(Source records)
------------------------
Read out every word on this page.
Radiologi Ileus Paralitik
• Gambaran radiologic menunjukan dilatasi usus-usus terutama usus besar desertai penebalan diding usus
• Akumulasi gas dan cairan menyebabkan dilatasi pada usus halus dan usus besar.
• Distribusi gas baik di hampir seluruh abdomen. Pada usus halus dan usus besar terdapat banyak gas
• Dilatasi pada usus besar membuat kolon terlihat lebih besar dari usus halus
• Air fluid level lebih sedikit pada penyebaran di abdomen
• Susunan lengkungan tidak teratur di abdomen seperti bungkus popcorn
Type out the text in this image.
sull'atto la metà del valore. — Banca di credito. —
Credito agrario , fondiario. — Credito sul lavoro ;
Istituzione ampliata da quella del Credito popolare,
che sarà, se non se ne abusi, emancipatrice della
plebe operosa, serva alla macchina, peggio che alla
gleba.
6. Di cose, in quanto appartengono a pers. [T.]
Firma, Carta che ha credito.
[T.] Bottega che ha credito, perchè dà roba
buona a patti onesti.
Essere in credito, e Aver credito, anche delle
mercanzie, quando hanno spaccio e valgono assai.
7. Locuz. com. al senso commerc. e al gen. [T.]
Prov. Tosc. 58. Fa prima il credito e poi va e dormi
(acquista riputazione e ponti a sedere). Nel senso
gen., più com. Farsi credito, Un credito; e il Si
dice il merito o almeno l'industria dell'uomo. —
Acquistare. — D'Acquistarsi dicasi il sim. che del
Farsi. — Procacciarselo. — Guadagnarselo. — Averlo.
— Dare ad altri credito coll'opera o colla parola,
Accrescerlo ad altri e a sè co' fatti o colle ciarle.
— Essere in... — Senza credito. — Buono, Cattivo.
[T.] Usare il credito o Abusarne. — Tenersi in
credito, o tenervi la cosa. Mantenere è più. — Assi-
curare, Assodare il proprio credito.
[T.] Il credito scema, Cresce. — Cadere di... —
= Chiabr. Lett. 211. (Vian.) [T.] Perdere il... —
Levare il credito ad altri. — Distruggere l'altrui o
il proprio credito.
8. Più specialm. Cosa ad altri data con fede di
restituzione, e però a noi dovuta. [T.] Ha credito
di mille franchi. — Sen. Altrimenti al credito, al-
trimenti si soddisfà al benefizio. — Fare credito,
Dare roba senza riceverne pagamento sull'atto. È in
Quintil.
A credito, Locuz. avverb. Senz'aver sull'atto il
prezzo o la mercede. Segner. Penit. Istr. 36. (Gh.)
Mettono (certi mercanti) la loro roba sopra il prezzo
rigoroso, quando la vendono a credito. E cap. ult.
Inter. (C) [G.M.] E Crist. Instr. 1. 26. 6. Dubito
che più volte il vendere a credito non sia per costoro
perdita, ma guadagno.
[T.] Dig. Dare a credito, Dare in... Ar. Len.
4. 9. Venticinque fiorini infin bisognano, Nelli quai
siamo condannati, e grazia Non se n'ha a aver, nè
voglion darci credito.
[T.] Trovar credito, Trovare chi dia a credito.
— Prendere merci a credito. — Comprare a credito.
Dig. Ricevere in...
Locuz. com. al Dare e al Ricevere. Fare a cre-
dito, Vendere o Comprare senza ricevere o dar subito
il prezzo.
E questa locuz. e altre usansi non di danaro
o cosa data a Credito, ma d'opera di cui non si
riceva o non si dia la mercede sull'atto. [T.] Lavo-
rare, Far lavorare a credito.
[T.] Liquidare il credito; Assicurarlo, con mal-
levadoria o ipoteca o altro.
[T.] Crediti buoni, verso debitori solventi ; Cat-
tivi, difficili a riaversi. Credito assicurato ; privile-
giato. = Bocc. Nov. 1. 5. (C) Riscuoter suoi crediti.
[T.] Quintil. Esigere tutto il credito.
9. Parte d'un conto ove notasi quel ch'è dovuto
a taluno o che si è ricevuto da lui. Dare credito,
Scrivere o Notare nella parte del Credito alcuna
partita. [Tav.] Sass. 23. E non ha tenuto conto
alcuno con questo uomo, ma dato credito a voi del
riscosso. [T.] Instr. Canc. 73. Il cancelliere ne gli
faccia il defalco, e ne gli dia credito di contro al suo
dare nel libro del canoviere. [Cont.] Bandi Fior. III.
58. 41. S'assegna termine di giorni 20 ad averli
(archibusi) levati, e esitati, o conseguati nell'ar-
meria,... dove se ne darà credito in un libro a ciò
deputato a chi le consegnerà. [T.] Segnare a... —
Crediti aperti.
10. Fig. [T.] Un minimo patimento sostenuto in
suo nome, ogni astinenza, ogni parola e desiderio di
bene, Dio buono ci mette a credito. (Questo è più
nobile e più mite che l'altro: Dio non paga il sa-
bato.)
------------------------
▶ _INSTRUCTION_: Extract each line from the entries above that contains the string "lebih".

▶ _ANSWER TO THIS EXERCISE_:
• Dilatasi pada usus besar membuat kolon terlihat lebih besar dari usus halus
• Air fluid level lebih sedikit pada penyebaran di abdomen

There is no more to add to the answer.